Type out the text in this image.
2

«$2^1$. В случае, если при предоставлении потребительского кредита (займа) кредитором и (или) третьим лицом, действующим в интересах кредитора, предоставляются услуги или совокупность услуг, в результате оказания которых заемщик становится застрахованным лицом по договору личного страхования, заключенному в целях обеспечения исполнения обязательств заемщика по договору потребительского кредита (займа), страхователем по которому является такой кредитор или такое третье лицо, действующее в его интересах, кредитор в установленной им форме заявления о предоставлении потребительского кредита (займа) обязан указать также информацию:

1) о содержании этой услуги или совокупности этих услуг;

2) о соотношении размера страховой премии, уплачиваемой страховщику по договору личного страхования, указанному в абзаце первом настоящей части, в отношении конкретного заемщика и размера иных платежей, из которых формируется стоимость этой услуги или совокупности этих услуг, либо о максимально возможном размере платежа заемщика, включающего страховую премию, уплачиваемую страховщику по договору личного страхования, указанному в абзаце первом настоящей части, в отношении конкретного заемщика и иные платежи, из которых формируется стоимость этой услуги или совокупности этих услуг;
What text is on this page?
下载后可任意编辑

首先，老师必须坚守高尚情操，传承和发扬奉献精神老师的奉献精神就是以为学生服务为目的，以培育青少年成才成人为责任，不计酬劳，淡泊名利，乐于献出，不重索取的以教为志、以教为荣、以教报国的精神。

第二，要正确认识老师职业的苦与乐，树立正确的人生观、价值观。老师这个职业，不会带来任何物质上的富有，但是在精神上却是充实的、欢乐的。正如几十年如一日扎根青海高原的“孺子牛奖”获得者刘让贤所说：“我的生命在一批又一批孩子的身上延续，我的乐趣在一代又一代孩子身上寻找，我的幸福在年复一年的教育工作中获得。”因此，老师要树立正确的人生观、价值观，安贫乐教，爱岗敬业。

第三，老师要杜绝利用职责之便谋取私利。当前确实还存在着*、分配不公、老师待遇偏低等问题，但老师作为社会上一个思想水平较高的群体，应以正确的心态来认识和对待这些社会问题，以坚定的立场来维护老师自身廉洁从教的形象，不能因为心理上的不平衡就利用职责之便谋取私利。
★ ★ ★ ★ ★ ★ ★
### Set task
Return each line in the records that holds the string "text".

### Written solution
Type out the text in this image.
What text is on this page?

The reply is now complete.